PROBLEM TO SOLVE: In the entries that follow, how many lines contain the word "document"? Answer with the number only.

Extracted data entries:
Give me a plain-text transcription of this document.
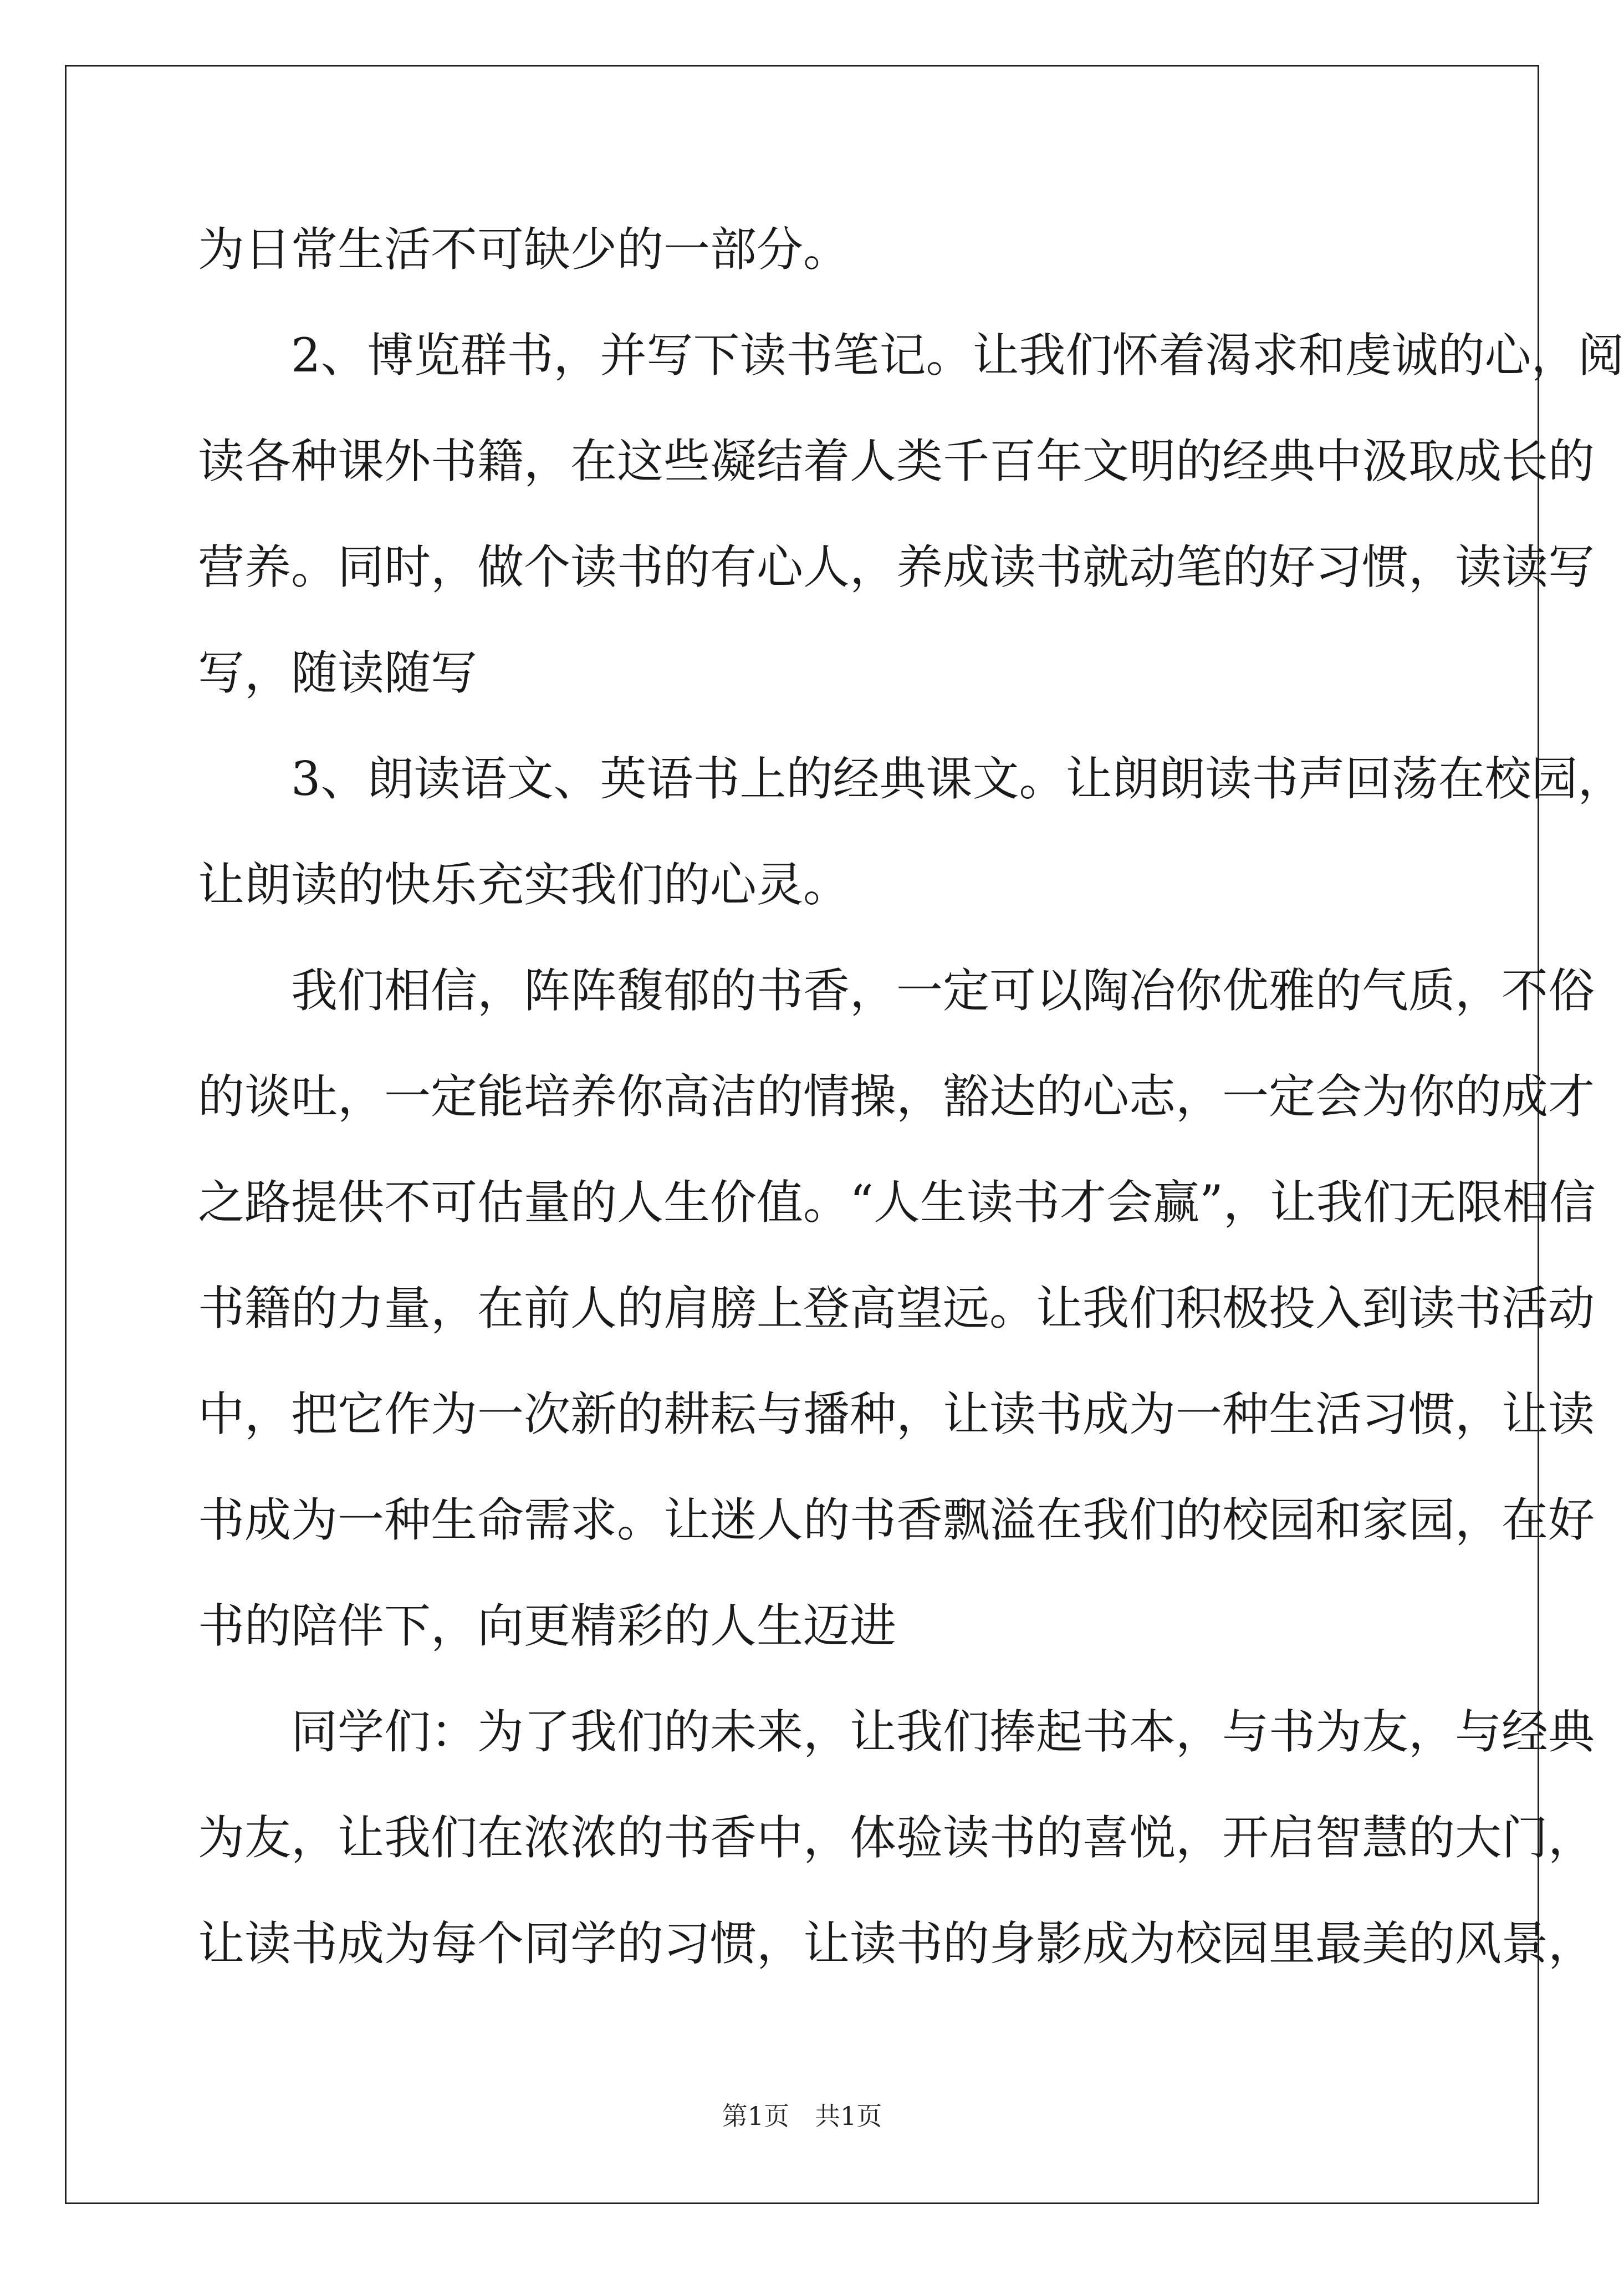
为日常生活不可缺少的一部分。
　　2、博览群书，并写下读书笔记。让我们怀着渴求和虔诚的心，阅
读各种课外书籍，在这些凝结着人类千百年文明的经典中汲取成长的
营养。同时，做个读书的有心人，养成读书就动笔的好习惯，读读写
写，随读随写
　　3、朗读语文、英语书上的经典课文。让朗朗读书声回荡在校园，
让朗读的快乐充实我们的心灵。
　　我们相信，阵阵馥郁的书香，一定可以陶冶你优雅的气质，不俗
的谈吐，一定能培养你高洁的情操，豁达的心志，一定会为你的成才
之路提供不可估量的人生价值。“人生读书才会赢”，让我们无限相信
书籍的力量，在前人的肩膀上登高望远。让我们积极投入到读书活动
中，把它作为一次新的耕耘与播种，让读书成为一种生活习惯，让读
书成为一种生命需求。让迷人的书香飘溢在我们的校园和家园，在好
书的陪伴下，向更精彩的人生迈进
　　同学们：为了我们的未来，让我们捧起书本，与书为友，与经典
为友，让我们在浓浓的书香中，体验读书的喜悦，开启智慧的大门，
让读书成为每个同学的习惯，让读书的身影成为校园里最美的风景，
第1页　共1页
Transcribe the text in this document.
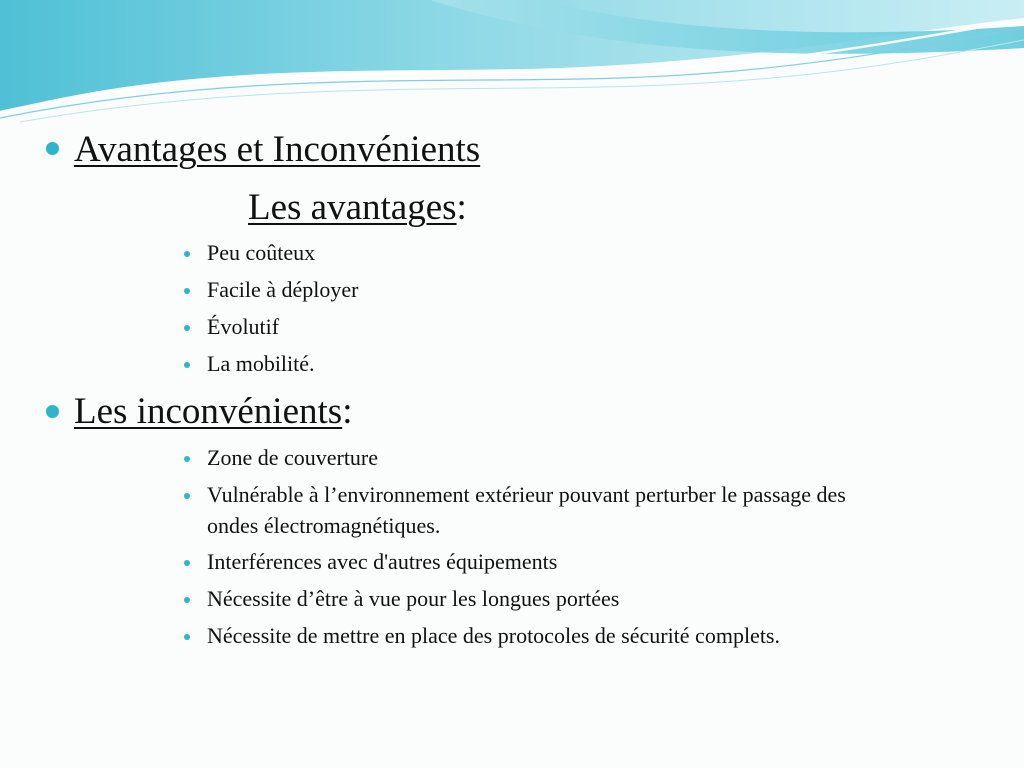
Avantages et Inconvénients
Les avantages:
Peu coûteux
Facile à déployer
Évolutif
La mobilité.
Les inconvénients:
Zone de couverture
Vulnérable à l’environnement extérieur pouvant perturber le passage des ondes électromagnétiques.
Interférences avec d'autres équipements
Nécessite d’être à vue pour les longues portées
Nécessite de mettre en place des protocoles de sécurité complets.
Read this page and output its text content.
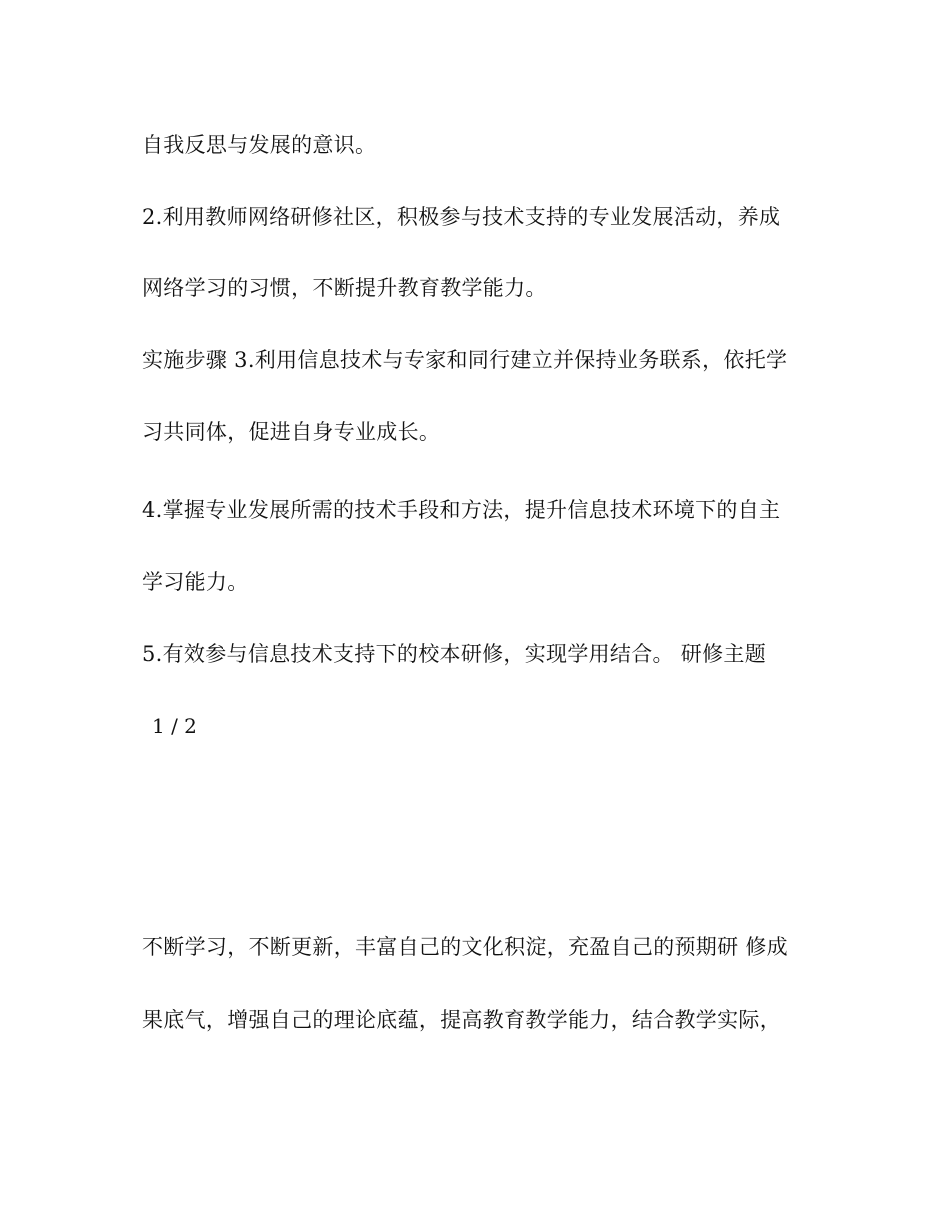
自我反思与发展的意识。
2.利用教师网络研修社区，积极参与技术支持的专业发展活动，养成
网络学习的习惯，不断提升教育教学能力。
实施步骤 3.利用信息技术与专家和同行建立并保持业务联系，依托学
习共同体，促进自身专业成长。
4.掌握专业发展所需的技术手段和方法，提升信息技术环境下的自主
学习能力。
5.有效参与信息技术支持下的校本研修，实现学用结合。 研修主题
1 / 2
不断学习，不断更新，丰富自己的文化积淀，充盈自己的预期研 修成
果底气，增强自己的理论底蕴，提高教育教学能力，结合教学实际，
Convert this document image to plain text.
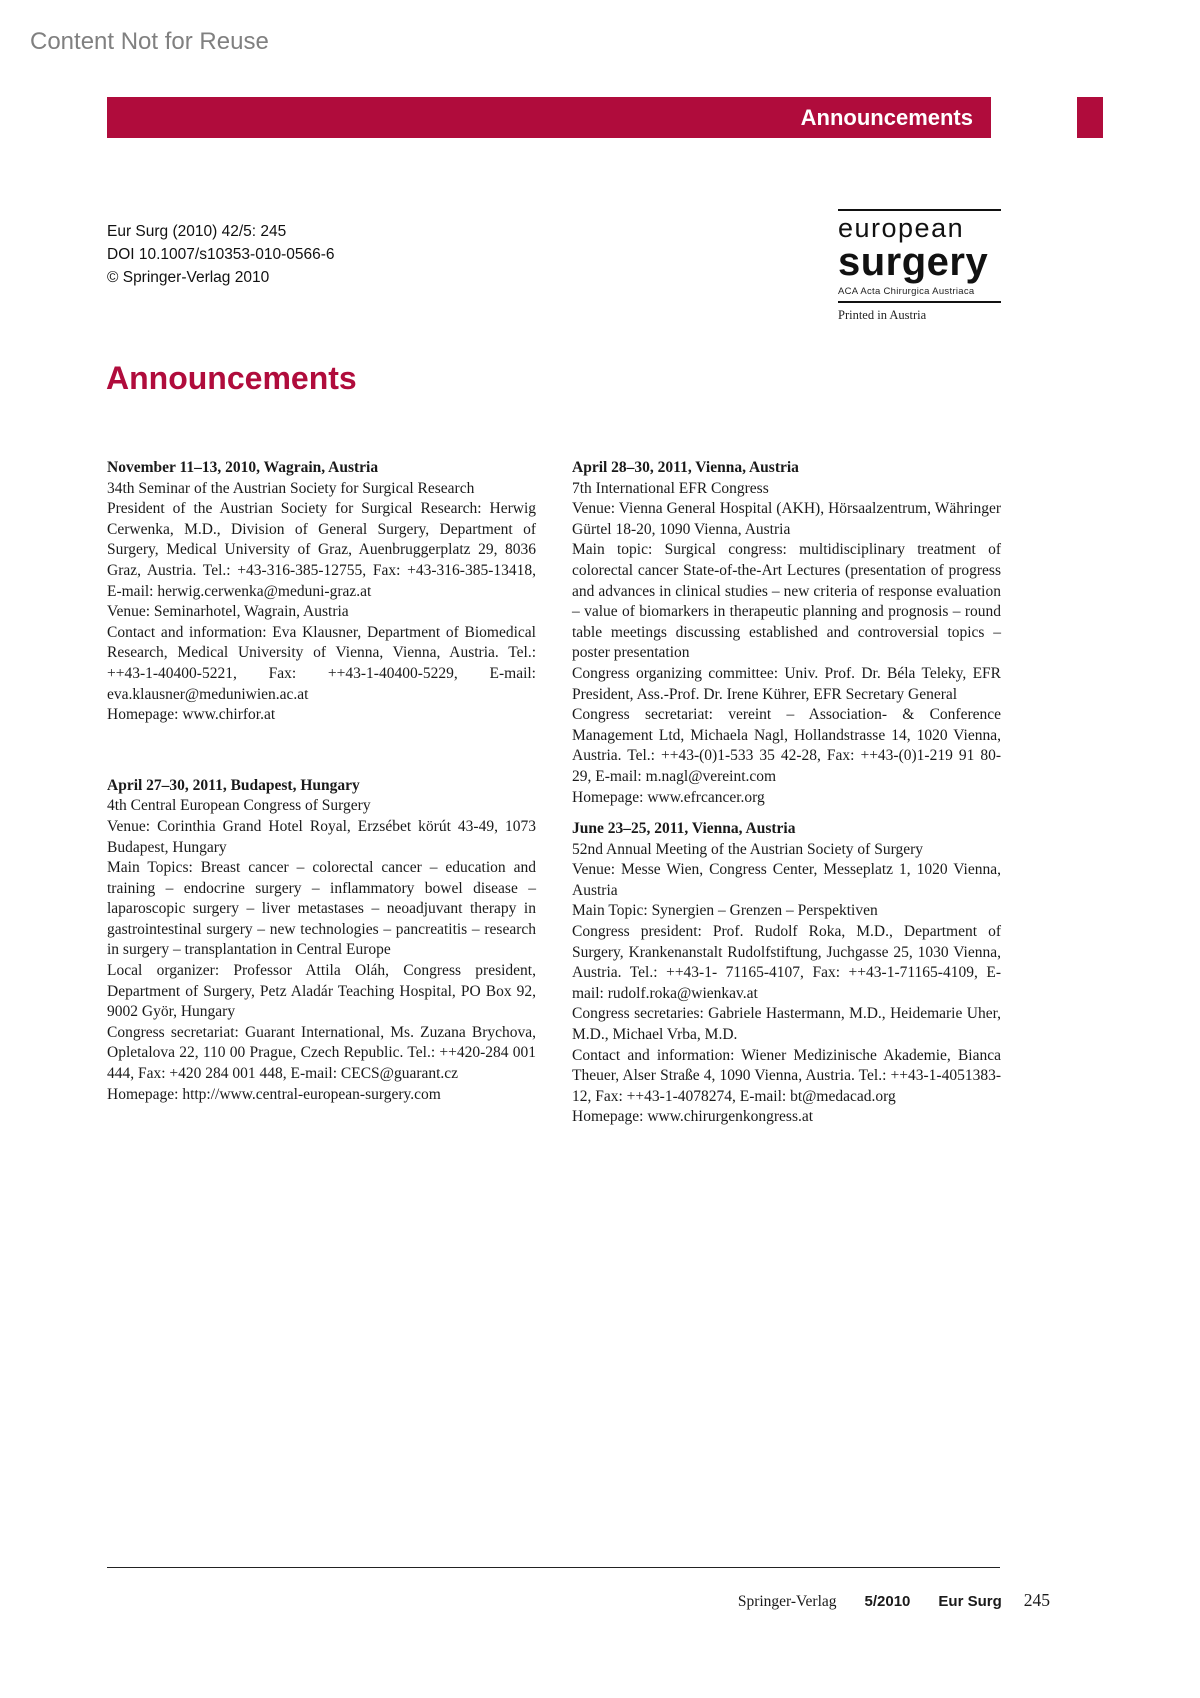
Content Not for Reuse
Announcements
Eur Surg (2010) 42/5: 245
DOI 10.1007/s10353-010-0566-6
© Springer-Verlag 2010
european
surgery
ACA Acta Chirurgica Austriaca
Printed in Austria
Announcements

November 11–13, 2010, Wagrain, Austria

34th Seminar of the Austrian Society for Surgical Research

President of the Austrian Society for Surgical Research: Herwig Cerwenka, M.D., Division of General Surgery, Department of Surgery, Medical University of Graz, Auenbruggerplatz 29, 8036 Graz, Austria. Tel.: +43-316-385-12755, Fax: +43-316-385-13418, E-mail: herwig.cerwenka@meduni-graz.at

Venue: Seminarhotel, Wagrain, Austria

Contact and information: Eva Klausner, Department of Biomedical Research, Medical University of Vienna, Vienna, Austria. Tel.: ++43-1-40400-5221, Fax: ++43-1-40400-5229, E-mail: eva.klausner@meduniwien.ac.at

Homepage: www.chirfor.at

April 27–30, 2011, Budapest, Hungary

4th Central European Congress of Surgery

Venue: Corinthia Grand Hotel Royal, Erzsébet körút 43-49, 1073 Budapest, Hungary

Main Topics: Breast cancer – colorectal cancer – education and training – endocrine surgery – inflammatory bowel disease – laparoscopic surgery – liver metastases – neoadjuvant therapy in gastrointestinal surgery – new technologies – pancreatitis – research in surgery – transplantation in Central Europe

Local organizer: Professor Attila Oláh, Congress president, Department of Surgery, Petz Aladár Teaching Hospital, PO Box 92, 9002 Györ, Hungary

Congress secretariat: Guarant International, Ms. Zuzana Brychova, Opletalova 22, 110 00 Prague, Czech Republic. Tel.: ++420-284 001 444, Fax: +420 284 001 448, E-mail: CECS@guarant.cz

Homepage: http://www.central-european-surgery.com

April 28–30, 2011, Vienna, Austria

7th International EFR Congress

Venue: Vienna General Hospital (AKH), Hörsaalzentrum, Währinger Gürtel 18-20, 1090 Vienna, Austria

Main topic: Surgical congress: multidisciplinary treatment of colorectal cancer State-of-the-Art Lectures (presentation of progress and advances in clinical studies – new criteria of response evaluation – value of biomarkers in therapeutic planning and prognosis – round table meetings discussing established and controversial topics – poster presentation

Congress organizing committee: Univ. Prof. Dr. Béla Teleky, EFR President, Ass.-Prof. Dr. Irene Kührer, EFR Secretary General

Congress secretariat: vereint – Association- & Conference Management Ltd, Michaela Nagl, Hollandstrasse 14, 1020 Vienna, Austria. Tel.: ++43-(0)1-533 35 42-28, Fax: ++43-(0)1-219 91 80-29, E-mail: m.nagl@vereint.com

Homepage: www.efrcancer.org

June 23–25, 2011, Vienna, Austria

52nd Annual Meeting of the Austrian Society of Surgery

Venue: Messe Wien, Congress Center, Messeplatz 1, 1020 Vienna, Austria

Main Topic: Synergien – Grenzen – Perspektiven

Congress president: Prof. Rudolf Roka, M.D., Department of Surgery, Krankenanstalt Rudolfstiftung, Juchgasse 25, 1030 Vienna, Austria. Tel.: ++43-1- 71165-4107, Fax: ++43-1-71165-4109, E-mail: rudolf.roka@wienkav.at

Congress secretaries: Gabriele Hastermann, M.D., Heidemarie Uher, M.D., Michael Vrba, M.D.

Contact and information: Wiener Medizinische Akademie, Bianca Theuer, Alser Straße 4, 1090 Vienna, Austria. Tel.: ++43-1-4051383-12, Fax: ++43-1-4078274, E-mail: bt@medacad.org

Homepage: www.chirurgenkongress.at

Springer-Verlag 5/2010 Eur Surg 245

SOLUTION TO THIS PROBLEM: 3